#### Problem
Print the material below line for line, without changing a single character.

+ + + +

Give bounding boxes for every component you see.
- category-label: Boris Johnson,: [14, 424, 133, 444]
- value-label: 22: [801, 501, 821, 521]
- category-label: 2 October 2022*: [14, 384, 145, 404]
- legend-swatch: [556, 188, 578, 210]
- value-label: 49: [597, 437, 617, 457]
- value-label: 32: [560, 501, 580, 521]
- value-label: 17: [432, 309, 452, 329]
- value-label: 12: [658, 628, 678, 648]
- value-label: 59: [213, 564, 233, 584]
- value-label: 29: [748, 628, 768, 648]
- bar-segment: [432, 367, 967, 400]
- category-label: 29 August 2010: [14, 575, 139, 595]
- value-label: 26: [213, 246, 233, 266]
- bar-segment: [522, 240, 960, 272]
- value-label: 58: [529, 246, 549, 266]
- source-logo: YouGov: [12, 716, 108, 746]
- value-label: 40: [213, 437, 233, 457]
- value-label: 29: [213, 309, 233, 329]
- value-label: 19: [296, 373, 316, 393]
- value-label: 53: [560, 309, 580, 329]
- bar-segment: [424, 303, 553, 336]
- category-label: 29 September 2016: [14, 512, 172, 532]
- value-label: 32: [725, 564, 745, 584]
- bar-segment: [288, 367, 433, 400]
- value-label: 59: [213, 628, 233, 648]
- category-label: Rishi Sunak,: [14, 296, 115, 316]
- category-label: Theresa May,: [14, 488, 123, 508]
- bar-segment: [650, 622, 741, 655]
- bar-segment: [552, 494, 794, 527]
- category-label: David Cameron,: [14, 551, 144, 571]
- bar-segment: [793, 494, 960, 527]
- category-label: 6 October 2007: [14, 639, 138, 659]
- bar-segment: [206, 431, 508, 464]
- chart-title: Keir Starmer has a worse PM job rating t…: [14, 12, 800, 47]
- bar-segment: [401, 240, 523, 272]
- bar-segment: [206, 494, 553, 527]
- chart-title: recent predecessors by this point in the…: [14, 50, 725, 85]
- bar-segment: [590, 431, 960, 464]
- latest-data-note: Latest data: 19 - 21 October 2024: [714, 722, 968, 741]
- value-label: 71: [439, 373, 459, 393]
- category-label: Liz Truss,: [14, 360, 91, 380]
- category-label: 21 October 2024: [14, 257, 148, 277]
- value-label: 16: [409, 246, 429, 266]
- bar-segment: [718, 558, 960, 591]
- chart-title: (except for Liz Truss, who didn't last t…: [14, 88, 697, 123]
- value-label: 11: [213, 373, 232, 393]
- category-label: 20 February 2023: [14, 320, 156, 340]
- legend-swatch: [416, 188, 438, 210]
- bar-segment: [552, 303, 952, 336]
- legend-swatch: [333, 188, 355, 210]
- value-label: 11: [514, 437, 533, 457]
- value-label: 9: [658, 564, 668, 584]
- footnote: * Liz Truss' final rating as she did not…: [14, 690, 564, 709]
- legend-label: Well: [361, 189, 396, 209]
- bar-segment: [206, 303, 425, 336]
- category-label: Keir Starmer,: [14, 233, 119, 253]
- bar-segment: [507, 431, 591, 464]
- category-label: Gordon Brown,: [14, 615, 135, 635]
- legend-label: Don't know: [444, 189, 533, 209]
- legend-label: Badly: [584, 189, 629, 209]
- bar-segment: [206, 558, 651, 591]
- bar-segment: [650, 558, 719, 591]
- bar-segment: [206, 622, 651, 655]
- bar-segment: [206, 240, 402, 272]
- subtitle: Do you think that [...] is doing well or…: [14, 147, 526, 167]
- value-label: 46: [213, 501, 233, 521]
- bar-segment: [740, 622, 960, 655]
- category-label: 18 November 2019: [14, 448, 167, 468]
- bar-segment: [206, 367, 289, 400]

+ + + +

#### Written reply
Give bounding boxes for every component you see.
- category-label: Boris Johnson,: [14, 424, 133, 444]
- value-label: 22: [801, 501, 821, 521]
- category-label: 2 October 2022*: [14, 384, 145, 404]
- legend-swatch: [556, 188, 578, 210]
- value-label: 49: [597, 437, 617, 457]
- value-label: 32: [560, 501, 580, 521]
- value-label: 17: [432, 309, 452, 329]
- value-label: 12: [658, 628, 678, 648]
- value-label: 59: [213, 564, 233, 584]
- value-label: 29: [748, 628, 768, 648]
- bar-segment: [432, 367, 967, 400]
- category-label: 29 August 2010: [14, 575, 139, 595]
- value-label: 26: [213, 246, 233, 266]
- bar-segment: [522, 240, 960, 272]
- value-label: 58: [529, 246, 549, 266]
- source-logo: YouGov: [12, 716, 108, 746]
- value-label: 40: [213, 437, 233, 457]
- value-label: 29: [213, 309, 233, 329]
- value-label: 19: [296, 373, 316, 393]
- value-label: 53: [560, 309, 580, 329]
- bar-segment: [424, 303, 553, 336]
- category-label: 29 September 2016: [14, 512, 172, 532]
- value-label: 32: [725, 564, 745, 584]
- bar-segment: [288, 367, 433, 400]
- value-label: 59: [213, 628, 233, 648]
- category-label: Rishi Sunak,: [14, 296, 115, 316]
- category-label: Theresa May,: [14, 488, 123, 508]
- bar-segment: [650, 622, 741, 655]
- bar-segment: [552, 494, 794, 527]
- category-label: David Cameron,: [14, 551, 144, 571]
- bar-segment: [793, 494, 960, 527]
- category-label: 6 October 2007: [14, 639, 138, 659]
- bar-segment: [206, 431, 508, 464]
- chart-title: Keir Starmer has a worse PM job rating t…: [14, 12, 800, 47]
- bar-segment: [401, 240, 523, 272]
- bar-segment: [206, 494, 553, 527]
- chart-title: recent predecessors by this point in the…: [14, 50, 725, 85]
- bar-segment: [590, 431, 960, 464]
- latest-data-note: Latest data: 19 - 21 October 2024: [714, 722, 968, 741]
- value-label: 71: [439, 373, 459, 393]
- category-label: Liz Truss,: [14, 360, 91, 380]
- category-label: 21 October 2024: [14, 257, 148, 277]
- value-label: 16: [409, 246, 429, 266]
- bar-segment: [718, 558, 960, 591]
- chart-title: (except for Liz Truss, who didn't last t…: [14, 88, 697, 123]
- value-label: 11: [213, 373, 232, 393]
- category-label: 20 February 2023: [14, 320, 156, 340]
- legend-swatch: [416, 188, 438, 210]
- bar-segment: [552, 303, 952, 336]
- legend-swatch: [333, 188, 355, 210]
- value-label: 11: [514, 437, 533, 457]
- value-label: 9: [658, 564, 668, 584]
- footnote: * Liz Truss' final rating as she did not…: [14, 690, 564, 709]
- legend-label: Well: [361, 189, 396, 209]
- bar-segment: [206, 303, 425, 336]
- category-label: Keir Starmer,: [14, 233, 119, 253]
- bar-segment: [507, 431, 591, 464]
- category-label: Gordon Brown,: [14, 615, 135, 635]
- legend-label: Don't know: [444, 189, 533, 209]
- legend-label: Badly: [584, 189, 629, 209]
- bar-segment: [206, 558, 651, 591]
- bar-segment: [650, 558, 719, 591]
- bar-segment: [206, 622, 651, 655]
- bar-segment: [206, 240, 402, 272]
- subtitle: Do you think that [...] is doing well or…: [14, 147, 526, 167]
- value-label: 46: [213, 501, 233, 521]
- bar-segment: [740, 622, 960, 655]
- category-label: 18 November 2019: [14, 448, 167, 468]
- bar-segment: [206, 367, 289, 400]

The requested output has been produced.